**WHAT THE TASK ASKS**
Check each line of the listing for the word "theta" and give only the number of lines that have it.

**EXTRACTED DATA**
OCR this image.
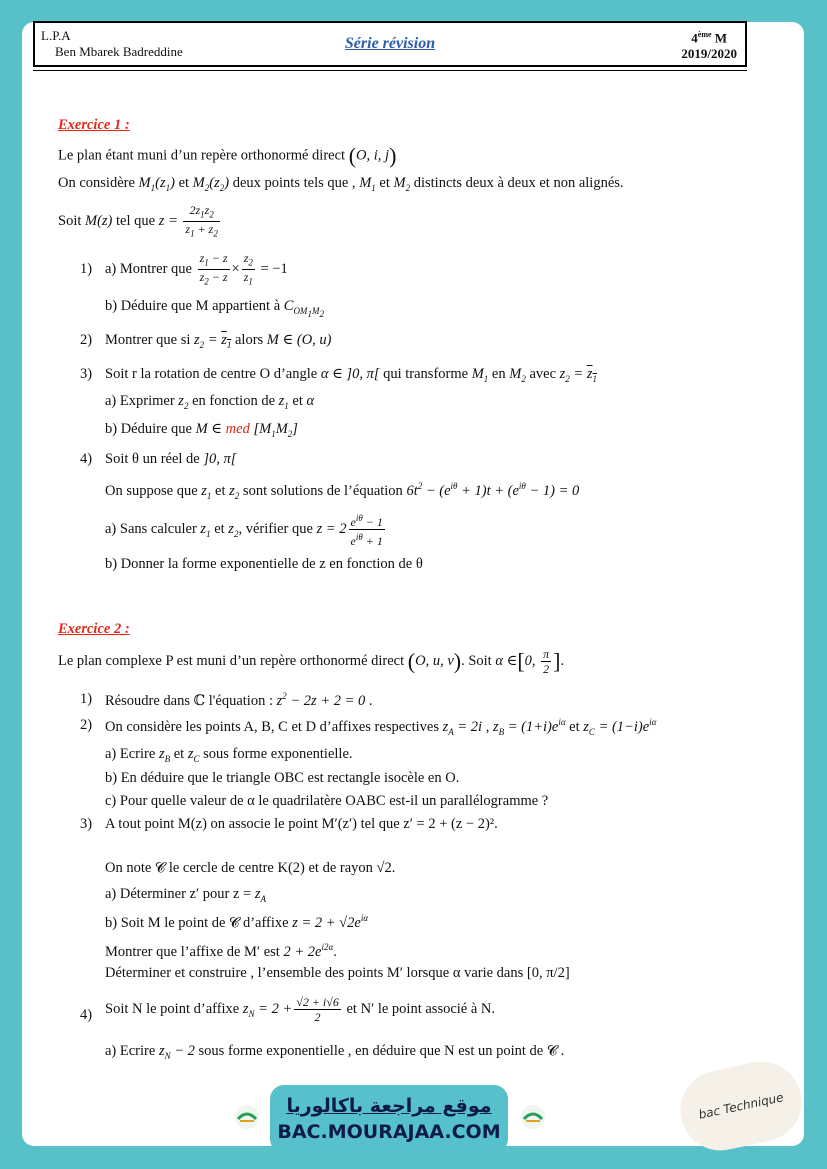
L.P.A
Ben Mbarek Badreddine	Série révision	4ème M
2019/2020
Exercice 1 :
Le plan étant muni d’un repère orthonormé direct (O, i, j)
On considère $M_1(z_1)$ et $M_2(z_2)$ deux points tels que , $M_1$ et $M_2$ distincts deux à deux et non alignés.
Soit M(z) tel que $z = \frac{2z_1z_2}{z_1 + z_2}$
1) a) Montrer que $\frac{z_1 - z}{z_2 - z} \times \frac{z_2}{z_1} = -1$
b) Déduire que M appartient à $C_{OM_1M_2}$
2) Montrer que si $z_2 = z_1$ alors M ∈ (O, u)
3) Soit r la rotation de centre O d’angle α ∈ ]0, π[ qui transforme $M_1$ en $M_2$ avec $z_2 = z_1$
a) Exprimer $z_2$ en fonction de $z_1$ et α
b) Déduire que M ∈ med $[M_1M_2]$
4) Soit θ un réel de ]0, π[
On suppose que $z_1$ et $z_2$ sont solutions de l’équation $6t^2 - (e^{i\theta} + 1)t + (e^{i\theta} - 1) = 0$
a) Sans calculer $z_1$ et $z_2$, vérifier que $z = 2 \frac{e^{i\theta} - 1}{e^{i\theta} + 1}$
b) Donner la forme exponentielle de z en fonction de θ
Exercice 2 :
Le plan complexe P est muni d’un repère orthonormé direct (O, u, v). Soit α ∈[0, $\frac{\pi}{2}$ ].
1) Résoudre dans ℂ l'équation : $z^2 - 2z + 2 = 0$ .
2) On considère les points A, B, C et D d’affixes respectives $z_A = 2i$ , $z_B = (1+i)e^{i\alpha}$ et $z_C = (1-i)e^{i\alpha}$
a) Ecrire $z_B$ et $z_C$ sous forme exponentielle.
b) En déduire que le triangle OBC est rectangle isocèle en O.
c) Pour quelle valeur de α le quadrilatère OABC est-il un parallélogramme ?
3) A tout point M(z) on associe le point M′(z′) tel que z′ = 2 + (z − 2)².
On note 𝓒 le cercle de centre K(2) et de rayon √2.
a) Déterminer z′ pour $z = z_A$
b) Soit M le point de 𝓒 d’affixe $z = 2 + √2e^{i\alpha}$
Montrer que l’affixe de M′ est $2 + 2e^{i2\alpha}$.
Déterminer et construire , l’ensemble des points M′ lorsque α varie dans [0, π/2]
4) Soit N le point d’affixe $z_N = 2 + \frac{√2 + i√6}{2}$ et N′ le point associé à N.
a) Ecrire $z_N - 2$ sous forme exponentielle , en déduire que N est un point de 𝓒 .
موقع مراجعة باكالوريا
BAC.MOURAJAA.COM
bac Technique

---

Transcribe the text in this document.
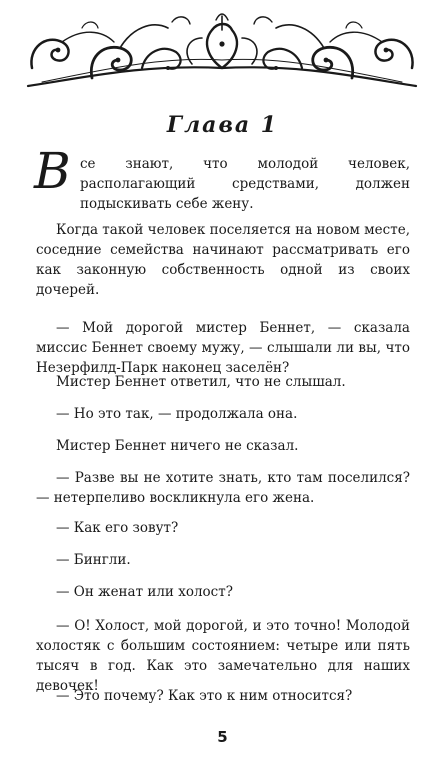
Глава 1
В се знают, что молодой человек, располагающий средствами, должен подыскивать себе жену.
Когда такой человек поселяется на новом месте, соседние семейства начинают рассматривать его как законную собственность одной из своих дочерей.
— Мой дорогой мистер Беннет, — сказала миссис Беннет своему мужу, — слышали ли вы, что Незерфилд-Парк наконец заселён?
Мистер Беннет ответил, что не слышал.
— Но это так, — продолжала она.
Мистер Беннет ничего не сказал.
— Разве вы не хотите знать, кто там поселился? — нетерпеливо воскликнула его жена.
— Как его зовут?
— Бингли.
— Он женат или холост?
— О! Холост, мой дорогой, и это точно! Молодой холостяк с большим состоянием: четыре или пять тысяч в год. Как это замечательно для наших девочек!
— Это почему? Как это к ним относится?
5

**SOLUTION FOR THIS PROBLEM**
2